The following discussion is closed. Please do not modify it. Subsequent comments should be made on the appropriate discussion page. No further edits should be made to this discussion.


Do Wikimedia's server logs constitute

due or undue weight?Jasper Deng (talk)
01:34, 18 March 2012 (UTC)

Consider for example the fact that a given graphic representation of particular data includes data concerning that very graphic representation; is that self-reference? Certainly. The fact that a given argument about argument in general by definition deals with itself and is self-referential, is beyond question; it has been a cliche for a long time. But that does not mean that either of these examples is in itself unacceptable or even undesirable. They may be in any given case, but it is necessary to consult good sense, good conscience, good consequences, and a lot of other goods before we invoke hysterical subjunctives and Cretan liars for every text we disapprove of or disagree with. An alarmingly large number of such arguments in WP are settled by exhaustion or appeal to authority. This is unhealthy. (Now, there is a bit of OR, and make the most of it!) Similar principles apply to all the other holy Wikipillars.
Now, then. Truth and reason above all. I hold no brief for either side in the article under discussion, but I vote for the fair, good-faith, good-sense and constructive use of any representation, even though I have some very snotty views on snappy pie charts. (Edward Tufte had some really good points!) If anyone has a better presentation, bless him and go for it, say I. But if the best he can come up with is lawyering about data that might refer to WP among other subjects, or that unearthing publicly available data or data that can be displayed publicly in an illustration, but does not already appear in other textbooks counts as OR, then go away and explain yourself elsewhere. I have seen nothing in the arguments so far that moves me to forbid the material. JonRichfield (talk) 07:17, 18 March 2012 (UTC)

────

#### [WORK TO COMPLETE]
1. Please return each line of the entries that contains the string "marker".
2. Extend the talk-page discussion on self-reference and original research in Wikipedia, starting right after its final comment.
The discussion above has no connection to the entries that follow.

────

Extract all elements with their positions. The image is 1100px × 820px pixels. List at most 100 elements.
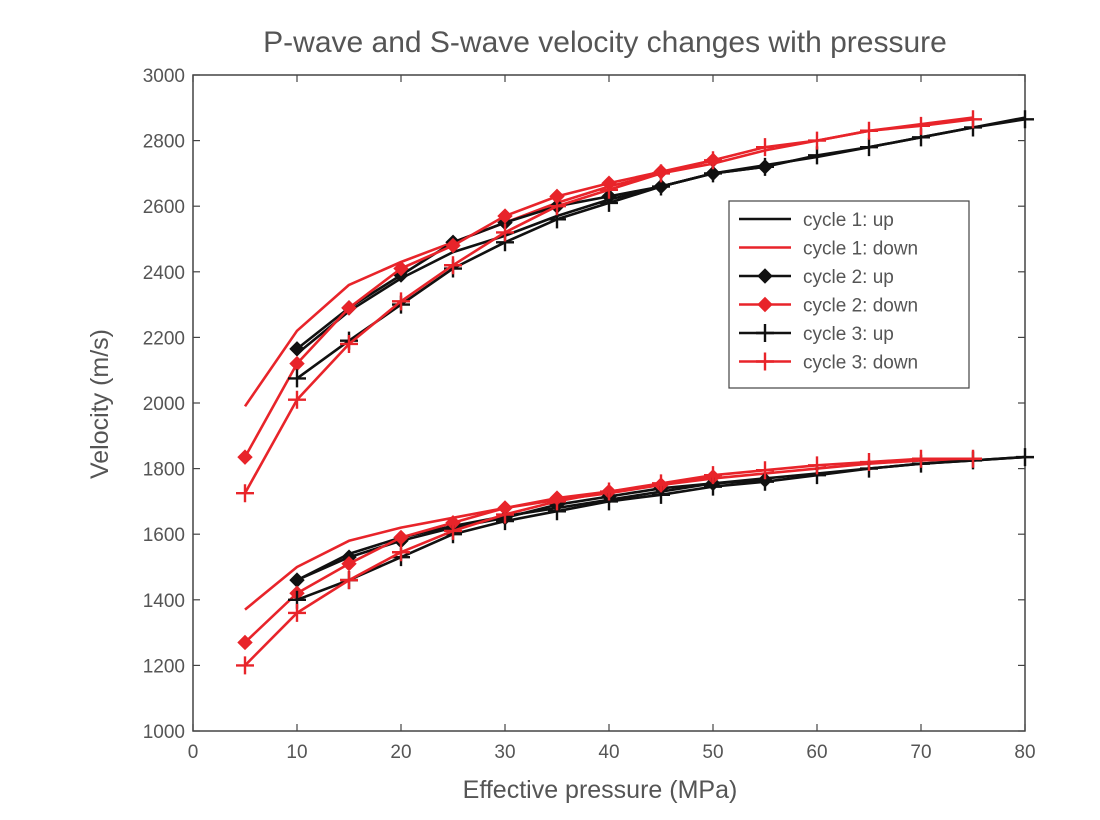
legend-item: cycle 1: up bbox=[739, 210, 894, 231]
y-axis-label: Velocity (m/s) bbox=[86, 329, 114, 479]
data-point-s-wave-cycle-3-down bbox=[704, 466, 722, 485]
series-line-s-wave-cycle-2-down bbox=[244, 475, 714, 644]
legend-label: cycle 3: down bbox=[803, 353, 918, 374]
x-tick-label: 40 bbox=[598, 742, 619, 763]
series-p-wave-cycle-2-down bbox=[237, 152, 721, 465]
data-point-s-wave-cycle-3-down bbox=[808, 456, 826, 475]
data-point-p-wave-cycle-3-down bbox=[964, 110, 982, 129]
data-point-s-wave-cycle-2-down bbox=[237, 634, 253, 651]
legend-marker bbox=[756, 324, 774, 342]
legend-marker bbox=[756, 352, 774, 371]
data-point-p-wave-cycle-2-down bbox=[445, 237, 461, 254]
legend-label: cycle 2: up bbox=[803, 267, 894, 288]
chart-title: P-wave and S-wave velocity changes with … bbox=[263, 26, 947, 59]
data-point-s-wave-cycle-3-down bbox=[964, 449, 982, 468]
data-point-p-wave-cycle-2-up bbox=[289, 341, 305, 357]
data-point-p-wave-cycle-3-down bbox=[912, 116, 930, 135]
x-tick-label: 80 bbox=[1014, 742, 1035, 763]
series-s-wave-cycle-2-up bbox=[289, 472, 773, 588]
data-point-p-wave-cycle-3-down bbox=[236, 484, 254, 503]
x-tick-label: 50 bbox=[702, 742, 723, 763]
legend-item: cycle 1: down bbox=[739, 239, 918, 260]
legend: cycle 1: up cycle 1: down cycle 2: up cycle… bbox=[728, 200, 970, 389]
data-point-p-wave-cycle-3-down bbox=[600, 180, 618, 199]
legend-item: cycle 3: up bbox=[739, 324, 894, 345]
x-tick-label: 60 bbox=[806, 742, 827, 763]
legend-marker bbox=[757, 268, 773, 284]
data-point-p-wave-cycle-3-down bbox=[392, 292, 410, 311]
series-line-p-wave-cycle-2-down bbox=[243, 159, 714, 458]
data-point-p-wave-cycle-3-down bbox=[340, 334, 358, 353]
data-point-p-wave-cycle-3-down bbox=[704, 151, 722, 170]
data-point-p-wave-cycle-3-up bbox=[756, 157, 774, 176]
y-tick-label: 1200 bbox=[143, 656, 185, 677]
y-tick-label: 2000 bbox=[143, 394, 185, 415]
y-tick-label: 1400 bbox=[143, 591, 185, 612]
data-point-s-wave-cycle-3-down bbox=[652, 474, 670, 493]
y-tick-label: 2600 bbox=[143, 197, 185, 218]
y-tick-label: 1600 bbox=[143, 525, 185, 546]
data-point-s-wave-cycle-3-down bbox=[496, 505, 514, 524]
y-tick-label: 1000 bbox=[143, 722, 185, 743]
legend-label: cycle 3: up bbox=[803, 324, 894, 345]
series-line-s-wave-cycle-2-up bbox=[296, 478, 766, 582]
data-point-s-wave-cycle-3-down bbox=[912, 449, 930, 468]
data-point-s-wave-cycle-3-down bbox=[860, 453, 878, 472]
data-point-p-wave-cycle-2-down bbox=[237, 449, 253, 465]
data-point-p-wave-cycle-3-down bbox=[496, 223, 514, 242]
x-tick-label: 0 bbox=[188, 742, 199, 763]
x-axis-label: Effective pressure (MPa) bbox=[463, 776, 738, 804]
legend-label: cycle 1: down bbox=[803, 239, 918, 260]
data-point-s-wave-cycle-3-down bbox=[444, 521, 462, 540]
x-tick-label: 10 bbox=[286, 742, 307, 763]
data-point-s-wave-cycle-3-down bbox=[392, 543, 410, 562]
y-tick-label: 2200 bbox=[143, 328, 185, 349]
series-layer bbox=[236, 110, 1034, 675]
x-tick-label: 30 bbox=[494, 742, 515, 763]
data-point-p-wave-cycle-3-up bbox=[860, 138, 878, 157]
data-point-s-wave-cycle-3-down bbox=[548, 492, 566, 511]
data-point-p-wave-cycle-3-up bbox=[1016, 110, 1034, 129]
data-point-p-wave-cycle-3-down bbox=[756, 138, 774, 157]
series-line-p-wave-cycle-2-up bbox=[296, 165, 766, 350]
legend-label: cycle 1: up bbox=[803, 210, 894, 231]
series-p-wave-cycle-3-up bbox=[288, 110, 1034, 388]
axis-ticks: 0 10 20 30 40 50 60 70 80 1000 1200 1400 1600 1800 200… bbox=[143, 66, 1036, 763]
y-tick-label: 2800 bbox=[143, 132, 185, 153]
data-point-p-wave-cycle-3-down bbox=[808, 131, 826, 150]
y-tick-label: 3000 bbox=[143, 66, 185, 87]
data-point-s-wave-cycle-2-up bbox=[289, 572, 305, 588]
data-point-p-wave-cycle-3-up bbox=[288, 369, 306, 388]
data-point-s-wave-cycle-3-down bbox=[756, 461, 774, 480]
series-p-wave-cycle-2-up bbox=[289, 159, 773, 357]
legend-item: cycle 2: down bbox=[739, 296, 918, 317]
data-point-p-wave-cycle-3-down bbox=[444, 256, 462, 275]
data-point-s-wave-cycle-3-down bbox=[600, 482, 618, 501]
legend-marker bbox=[757, 296, 773, 313]
x-tick-label: 20 bbox=[390, 742, 411, 763]
plot-area bbox=[192, 74, 1026, 732]
y-tick-label: 2400 bbox=[143, 263, 185, 284]
legend-label: cycle 2: down bbox=[803, 296, 918, 317]
data-point-p-wave-cycle-3-down bbox=[652, 164, 670, 183]
data-point-p-wave-cycle-3-down bbox=[288, 390, 306, 409]
data-point-p-wave-cycle-2-down bbox=[393, 260, 409, 277]
y-tick-label: 1800 bbox=[143, 460, 185, 481]
x-tick-label: 70 bbox=[910, 742, 931, 763]
data-point-p-wave-cycle-2-down bbox=[341, 300, 357, 316]
series-line-s-wave-cycle-1-down bbox=[244, 457, 974, 611]
legend-box bbox=[728, 200, 970, 389]
data-point-s-wave-cycle-3-down bbox=[236, 656, 254, 675]
data-point-s-wave-cycle-3-down bbox=[340, 571, 358, 590]
data-point-p-wave-cycle-2-down bbox=[497, 208, 513, 224]
legend-item: cycle 2: up bbox=[739, 267, 894, 288]
data-point-p-wave-cycle-3-down bbox=[548, 197, 566, 216]
series-s-wave-cycle-1-down bbox=[244, 457, 974, 611]
series-p-wave-cycle-3-down bbox=[236, 110, 982, 503]
data-point-s-wave-cycle-3-up bbox=[1016, 448, 1034, 467]
data-point-p-wave-cycle-3-down bbox=[860, 121, 878, 140]
legend-item: cycle 3: down bbox=[739, 352, 918, 374]
data-point-s-wave-cycle-2-down bbox=[341, 556, 357, 572]
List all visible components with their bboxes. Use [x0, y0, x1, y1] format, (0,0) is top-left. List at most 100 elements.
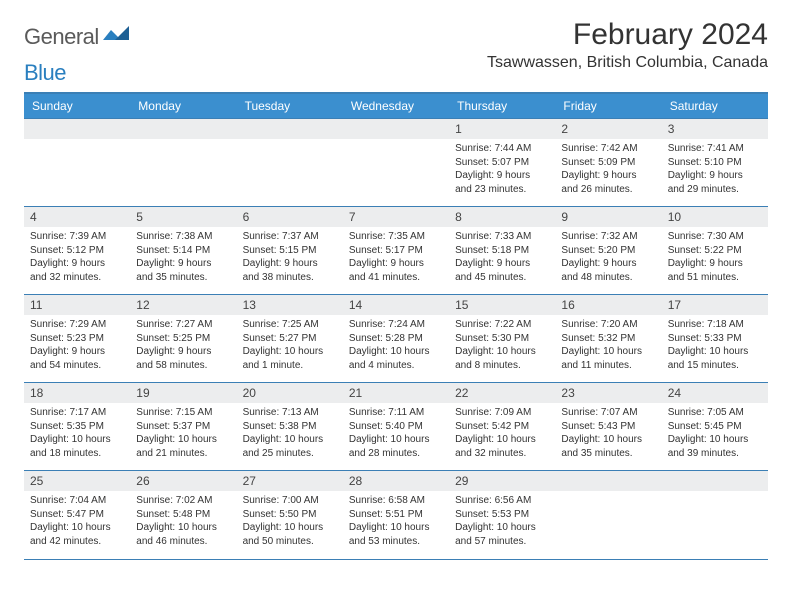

────

#### [THE REPLIES]
1.
legend-marker bbox=[756, 324, 774, 342]
legend-marker bbox=[756, 352, 774, 371]
legend-marker bbox=[757, 268, 773, 284]
legend-marker bbox=[757, 296, 773, 313]

2.
  • Remove - (via RfC) - This seems very much like a
    wp:undue
    as it places Wikimedia with equal billing with statistical sources which may (or at least should) represent much larger portions of the web spread across more than a single website (or a single set of websites). IMHO the article should only include statistics which represent usage of substantial proportions of the web. It's difficult to tell which article fulfil this definition as the article gives few clues of what certain data sources represent. No information is given on what kinds of information is represented by Clicky, StatOwl.com, OneStat.com, ADTECH, WebSideStory, the GVU WWW user survey or any of those listed after that one.
On a completely tangential line that I felt I should also say:
  • The article seems to be littered with external links.
  • Information on old data sources, like TheCounter.com, is written in the present tense.
  • It's taken for granted that we understand the difference between mobile and desktop browsers. (Are mobile browsers just phones or does it include laptops?) I'm guessing it should be "smart phones/tablets" v. "personal computers". — Blue-Haired Lawyer t 01:21, 31 March 2012 (UTC)
Which statistical sources do represent larger portions of the web spread across more than a single website? Belorn (talk) 07:56, 31 March 2012 (UTC)
  • Remove Including the Wikimedia statistics is the worst kind of data cherry-picking. This article should only use data from highly-regarded Web analytics vendors with a wide reach (i.e., inclusion of many sites versus a single site/family of sites) and publicly-available methodology. This isn't a knock at Wikimedia, or of their data collection methodology, or any such thing; it's just that looking at any single site or family of sites is going to be misleading, at best.
Here's a non-Wikimedia example of what I mean:[ds 1]
Desktop browser share
February 2012
World-wide Ars Technica sites
IE 52.84 12.31
Firefox 20.92 28.81
Chrome 18.90 34.05
Safari 5.24 19.17
Opera 1.71 1.93
Other 0.39 3.73
Now, those numbers might be interesting in the context of how AT readers compare to the rest of the Web, but they're meaningless if you're trying to actually learn something about, oh, the overall usage share of web browsers. Another example of this are the statistics from W3Fools W3Schools—their numbers only apply to their sites, and so, are not representative of the Web as a whole. And consequently, their numbers aren't used as representative data; instead, they're in the external links section. The Wikimedia numbers suffer from the exact same problem.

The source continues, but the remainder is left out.